**Required tasks:**
[1] In the text on IDH1-mutant brain tumors, which research center did the researchers who conducted the study belong to?
[2] Repeat the portion of the text on IDH1-mutant brain tumors starting at "Patients with brain" and ending at "and invasive nature.".
[3] Pick up the text on IDH1-mutant brain tumors from where it stops and continue writing it.

**Text block:**

Patients with brain tumors bearing a mutant form of the enzyme IDH1 (isocitrate dehydrogenase 1) generally survive longer than patients without the mutation as such tumors are less aggressive at early stages. However, when they recur, they are more difficult to treat due to their resistance to ionizing radiation and invasive nature.

A study on human cells and a mouse model, shows a zinc finger gene (ZMYND8) that is over-expressed when IDH1 is mutated, plays a critical role in conferring radiation resistance on a subset of brain tumors. The study, conducted by researchers at the University of Michigan’s Rogel Cancer Center, was published in the journal Clinical Cancer Research on January 24thZinc Finger MYND-Type Containing 8 (ZMYND8) is epigenetically regulated in mutant Isocitrate Dehydrogenase 1 (IDH1) glioma to promote radioresistance.”

**Dataset extract:**

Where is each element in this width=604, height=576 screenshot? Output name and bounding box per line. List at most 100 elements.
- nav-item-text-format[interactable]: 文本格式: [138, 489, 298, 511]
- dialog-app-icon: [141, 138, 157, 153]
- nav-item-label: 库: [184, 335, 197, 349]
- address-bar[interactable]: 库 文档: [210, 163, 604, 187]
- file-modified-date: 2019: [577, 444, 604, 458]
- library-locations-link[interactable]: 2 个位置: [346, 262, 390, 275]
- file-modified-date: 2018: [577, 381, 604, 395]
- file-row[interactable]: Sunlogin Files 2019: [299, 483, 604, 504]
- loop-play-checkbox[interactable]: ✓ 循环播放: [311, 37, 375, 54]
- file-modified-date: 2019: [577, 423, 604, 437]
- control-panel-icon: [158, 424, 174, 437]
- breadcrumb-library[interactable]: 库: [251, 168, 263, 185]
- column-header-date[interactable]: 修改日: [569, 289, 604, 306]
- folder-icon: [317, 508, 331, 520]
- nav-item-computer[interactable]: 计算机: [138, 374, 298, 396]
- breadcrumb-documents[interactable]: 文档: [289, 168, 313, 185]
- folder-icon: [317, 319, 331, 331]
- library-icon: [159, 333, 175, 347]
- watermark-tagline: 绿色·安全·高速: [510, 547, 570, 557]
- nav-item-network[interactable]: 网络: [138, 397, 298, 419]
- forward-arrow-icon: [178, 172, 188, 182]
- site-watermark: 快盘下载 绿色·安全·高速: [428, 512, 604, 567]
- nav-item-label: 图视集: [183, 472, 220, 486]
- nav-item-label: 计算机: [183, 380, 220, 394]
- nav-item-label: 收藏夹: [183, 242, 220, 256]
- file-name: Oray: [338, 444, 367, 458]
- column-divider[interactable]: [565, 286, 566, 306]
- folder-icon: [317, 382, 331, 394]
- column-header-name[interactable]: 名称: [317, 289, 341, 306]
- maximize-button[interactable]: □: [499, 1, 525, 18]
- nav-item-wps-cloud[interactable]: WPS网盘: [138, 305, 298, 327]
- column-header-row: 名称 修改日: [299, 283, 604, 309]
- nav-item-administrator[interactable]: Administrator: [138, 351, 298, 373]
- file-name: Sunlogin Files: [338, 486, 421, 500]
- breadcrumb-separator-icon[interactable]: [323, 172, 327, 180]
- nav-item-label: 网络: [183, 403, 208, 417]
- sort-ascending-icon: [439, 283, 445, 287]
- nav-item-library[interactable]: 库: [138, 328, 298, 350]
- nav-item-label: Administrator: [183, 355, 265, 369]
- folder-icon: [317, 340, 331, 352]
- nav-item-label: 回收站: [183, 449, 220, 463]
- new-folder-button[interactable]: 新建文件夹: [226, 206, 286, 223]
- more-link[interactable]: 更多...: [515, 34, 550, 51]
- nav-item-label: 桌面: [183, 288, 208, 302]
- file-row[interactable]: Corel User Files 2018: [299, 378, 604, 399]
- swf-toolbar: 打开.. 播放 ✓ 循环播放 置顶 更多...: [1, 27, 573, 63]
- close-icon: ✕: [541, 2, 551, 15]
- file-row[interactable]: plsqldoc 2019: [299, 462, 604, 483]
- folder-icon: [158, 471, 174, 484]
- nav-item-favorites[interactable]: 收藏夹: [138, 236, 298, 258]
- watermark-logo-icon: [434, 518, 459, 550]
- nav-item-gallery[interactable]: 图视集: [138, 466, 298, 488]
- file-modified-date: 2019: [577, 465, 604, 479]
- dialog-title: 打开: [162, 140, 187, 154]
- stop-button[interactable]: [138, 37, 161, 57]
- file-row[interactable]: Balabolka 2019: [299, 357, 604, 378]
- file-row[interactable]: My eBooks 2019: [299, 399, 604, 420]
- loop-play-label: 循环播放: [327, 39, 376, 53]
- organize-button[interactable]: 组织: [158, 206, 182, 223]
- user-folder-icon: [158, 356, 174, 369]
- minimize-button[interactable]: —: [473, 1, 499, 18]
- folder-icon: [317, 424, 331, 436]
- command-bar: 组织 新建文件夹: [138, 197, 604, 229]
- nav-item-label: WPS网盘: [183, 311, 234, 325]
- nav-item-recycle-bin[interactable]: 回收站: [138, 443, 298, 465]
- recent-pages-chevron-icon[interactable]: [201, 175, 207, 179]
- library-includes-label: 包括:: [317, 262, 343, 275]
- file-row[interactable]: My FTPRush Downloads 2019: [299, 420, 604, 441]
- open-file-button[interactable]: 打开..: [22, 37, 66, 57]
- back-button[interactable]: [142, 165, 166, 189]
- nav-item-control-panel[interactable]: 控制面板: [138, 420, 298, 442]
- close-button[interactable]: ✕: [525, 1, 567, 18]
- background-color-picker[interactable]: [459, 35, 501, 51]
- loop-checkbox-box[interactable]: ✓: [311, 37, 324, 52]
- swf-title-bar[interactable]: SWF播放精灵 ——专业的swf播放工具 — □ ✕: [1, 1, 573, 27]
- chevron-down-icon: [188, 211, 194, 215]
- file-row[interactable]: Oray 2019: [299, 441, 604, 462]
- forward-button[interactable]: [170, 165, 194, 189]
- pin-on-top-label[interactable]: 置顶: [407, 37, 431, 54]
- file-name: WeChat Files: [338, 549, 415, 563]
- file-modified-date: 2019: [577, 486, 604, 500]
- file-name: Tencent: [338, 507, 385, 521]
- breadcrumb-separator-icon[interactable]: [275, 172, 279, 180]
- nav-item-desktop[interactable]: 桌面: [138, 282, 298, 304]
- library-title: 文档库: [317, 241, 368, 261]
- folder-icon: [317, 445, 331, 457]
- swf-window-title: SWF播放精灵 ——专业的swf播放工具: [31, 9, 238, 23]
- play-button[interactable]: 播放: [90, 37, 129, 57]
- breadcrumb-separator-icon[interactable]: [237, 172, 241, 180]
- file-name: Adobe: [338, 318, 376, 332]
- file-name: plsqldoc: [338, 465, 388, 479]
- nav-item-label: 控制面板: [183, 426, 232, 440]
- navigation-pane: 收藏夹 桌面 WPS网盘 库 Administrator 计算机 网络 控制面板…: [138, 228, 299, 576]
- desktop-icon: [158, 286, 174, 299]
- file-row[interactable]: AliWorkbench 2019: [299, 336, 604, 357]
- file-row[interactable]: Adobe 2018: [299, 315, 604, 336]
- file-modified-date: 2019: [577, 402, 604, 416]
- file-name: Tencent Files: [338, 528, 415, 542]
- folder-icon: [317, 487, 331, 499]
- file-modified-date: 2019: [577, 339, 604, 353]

**Answers to the tasks:**
[1] The University of Michigan’s Rogel Cancer Center.

[2]
Patients with brain tumors bearing a mutant form of the enzyme IDH1 (isocitrate dehydrogenase 1) generally survive longer than patients without the mutation as such tumors are less aggressive at early stages. However, when they recur, they are more difficult to treat due to their resistance to ionizing radiation and invasive nature.

[3]
Of therapeutic significance, when researchers reduced the expression of ZMYND8 in radiation resistant glioma cells bearing mutated IDH1, the cells became susceptible to radiation-induced cell death. Mutant IDH1 changes the epigenetic regulation of chromatin, leading to hypermethylation of adult glioma. This work identifies gene targets epigenetically dysregulated by mutant IDH1 that confer resistance to radiation in glioma cells.

“These tumors almost always recur, and when they do, the tumors are much more aggressive. This finding gives us a new therapeutic avenue to treat these patients. It’s a very promising and novel therapeutic target,” said Maria Castro, PhD, professor of neurosurgery at Michigan Medicine and senior author of the study.

Glioma cell cultures bearing IDH1 mutations that the researchers used in this study were obtained from surgical biopsies of patients. The cells were treated with an inhibitor designed to block a metabolite produced by the mutated IDH1. The researchers then screened cellular mRNA and identified ZMYND8.

“After treating with the mutant IDH1 inhibitor, ZMYND8 was significantly downregulated. It’s overexpressed in mutant IDH1 glioma cells, but when you treat the cells with an inhibitor, ZMYND8 protein expression goes down. When this gene goes down, the cells become radiosensitive,” said Stephen Carney, a graduate student in the laboratory of Castro and Pedro Lowenstein, MD, PhD, also a professor of neurosurgery at Michigan Medicine.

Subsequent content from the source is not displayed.